- _SERIE DI COMPITI_:
1: Riduci a un elenco puntato il paragrafo dell'estratto sull'offensiva di Tolmino che inizia con «Coperte da quel fuoco», mantenendone i fatti principali.
2: Prolunga l'estratto sull'offensiva di Tolmino, riprendendo subito dopo la sua ultima frase.
━━ ESTRATTO DEL DOCUMENTO ━━
Per oltre due mesi dall'inizio della guerra, di Tolmino non si parla
più. Non vi è inazione; vi si combatte, vi si cannoneggia, le fanterie
mantengono il contatto, le nostre trincee a poco a poco avanzano,
portano i loro scavi sempre più vicino alle posizioni nemiche, le
incalzano con la lentezza del piccone. Si prepara l'attacco. È il
16 agosto che l'offensiva nostra violentemente si slancia in avanti.
Comincia allora un periodo di furore.

La collina di Santa Lucia è oblunga, regolare, boscosa; ma a tratti
il bosco cessa al bordo rettilineo di grandi prati in declivio,
ombreggiati qua e là da qualche ciuffo d'alberi, rigati da un folto
distendersi di siepi; anche la vetta è erbosa e scoperta. Adesso i
prati sono qua e là sterrati dai colpi di cannone, scorticati, del
colore dei campi arati, e la vetta, bucata dai crateri scavati dalle
granate, uno vicino all'altro, ha quell'aspetto strano dei paesaggi
lunari, pieni di cavità rotonde e di bordi circolari. La nostra
artiglieria rovesciò su Santa Lucia e su Santa Maria un diluvio di
proiettili per preparare l'attacco.
Coperte da quel fuoco, le nostre fanterie spezzarono i reticolati e si
slanciarono alla baionetta. Una linea di trinceramenti austriaci fu
conquistata. Poi un'altra. L'assalto saliva il declivio da ponente.
L'urlo dei combattenti si udiva, alto, tremendo, dalle posizioni di
artiglierie sulle alture vicine. Nelle trincee prese, delle compagnie
intere di austriaci si arrendevano. Durante la giornata del 16 agosto
furono presi prigionieri 17 ufficiali e 517 soldati. Mitragliatrici,
fucili, munizioni, formarono un rilevante bottino. Un reparto arrivò
finalmente ad espugnare le estreme trincee, quelle della vetta di Santa
Lucia, che girano intorno a due cucuzzoli simili alle due larghe gobbe
di un cammello gigantesco.
━━━
━━ DATI FORNITI ━━
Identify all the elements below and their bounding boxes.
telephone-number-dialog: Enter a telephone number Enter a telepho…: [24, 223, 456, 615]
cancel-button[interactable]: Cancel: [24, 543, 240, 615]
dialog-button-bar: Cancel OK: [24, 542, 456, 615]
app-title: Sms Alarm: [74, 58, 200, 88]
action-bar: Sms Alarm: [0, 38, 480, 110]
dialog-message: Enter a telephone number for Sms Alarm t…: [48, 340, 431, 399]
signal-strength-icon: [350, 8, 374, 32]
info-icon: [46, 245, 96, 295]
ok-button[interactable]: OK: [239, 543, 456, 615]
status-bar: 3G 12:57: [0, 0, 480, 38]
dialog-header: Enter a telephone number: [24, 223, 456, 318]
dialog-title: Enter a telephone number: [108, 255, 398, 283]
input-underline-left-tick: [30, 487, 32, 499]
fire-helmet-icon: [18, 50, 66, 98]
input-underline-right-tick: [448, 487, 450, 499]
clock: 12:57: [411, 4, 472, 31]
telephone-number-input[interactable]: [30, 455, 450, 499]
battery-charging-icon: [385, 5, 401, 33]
━━━
- _RISPOSTE FORNITE_:
1:
- Coperte dal fuoco dell'artiglieria, le fanterie spezzano i reticolati e attaccano alla baionetta.
- Conquistano una linea di trinceramenti austriaci, poi un'altra. L'assalto sale il declivio da ponente.
- Dalle posizioni di artiglieria sulle alture vicine si ode l'urlo dei combattenti.
- Nelle trincee prese si arrendono intere compagnie austriache. Il 16 agosto vengono catturati 17 ufficiali e 517 soldati.
- Mitragliatrici, fucili e munizioni costituiscono un rilevante bottino.
- Un reparto espugna infine le ultime trincee, quelle della vetta di Santa Lucia. Queste girano intorno a due cucuzzoli simili alle gobbe di un cammello gigantesco.

2:
Allora cominciò la tempesta delle artiglierie austriache. Non meno di
quaranta cannoni concentravano un fuoco spaventoso sulle sommità del
colle. Non vi era tempo per costruirsi dei ripari; bisognava ritrarsi
dal costone più esposto. Ma ci tenemmo saldamente sui fianchi delle
alture, dove ora si vedono serpeggiare i solchi profondi dei nostri
trinceramenti, ai quali salgono strani viottoli di approccio. Gli
austriaci rioccuparono le vette. Le loro trincee sono ad un centinaio
di metri dalle nostre.
La vera forza di resistenza del nemico è nel cannone. La sua fanteria
non si mantiene che nei punti sui quali la sua artiglieria può battere.
Gli austriaci hanno dovuto abbandonare sempre i declivî per reggersi
sulle creste. Dove le loro granate non arrivano, la loro difesa
sparisce.
La battaglia continuò il giorno 17. Qualche nuova trincea fu presa.
Altri duecento prigionieri vennero catturati. Ma la lotta più che
di attacco era di consolidamento, di sistemazione, di preparazione.
Violente avanzate nemiche scendevano alla notte. Erano respinte.
Si combatteva e si lavorava ai bagliori dei razzi illuminanti.
Per lunghi giorni è continuata l'azione in episodi, sotto al fuoco
dell'artiglieria nemica, che frugava il rovescio delle colline per
impedire i rafforzamenti.
Il 9 settembre, nella notte, il combattimento ha avuto una ripresa
furibonda. Con un assalto improvviso, un reparto nostro, sulla
collinetta di Santa Maria, si è impadronito di un'altra linea di
trincee, si è avvicinato alla vetta, sulla quale sorge una chiesuola,
ora diroccata. Ma avanti agli assalitori, improvvisamente, balenarono
fiamme azzurre, fantastiche, di liquidi infiammabili, l'ultima atrocità
scientifica della Germania. Lanciato a lunghi getti, il liquido spento,
che non arrivò fino ai nostri, scendeva per il declivio a lunghi
rivoletti invisibili e silenziosi, poi al contatto di una capsula
incendiaria divampavano di colpo. Ed erano serpeggiamenti inverosimili
di luce oscillante e pallida, era un fiammeggiare tortuoso e diafano
lungo il pendìo, un saettamento di vampe spettrali, presto estinte
perchè la terra assorbiva il liquido, e le fiamme si abbassavano
subito. Morivano in un palpito scoppiettante, lasciando tutto intorno
uno sfavillare minuscolo di brage, un pagliettìo ardente di fili d'erba
accesi. Intanto da esplosioni violente di granate a mano si sprigionava
l'acre odore di gas soffocanti, una nebbia che persisteva nella
calma della notte. I nostri si fermarono, urlando insulti e sfide:
«Vigliacchi! Venite!»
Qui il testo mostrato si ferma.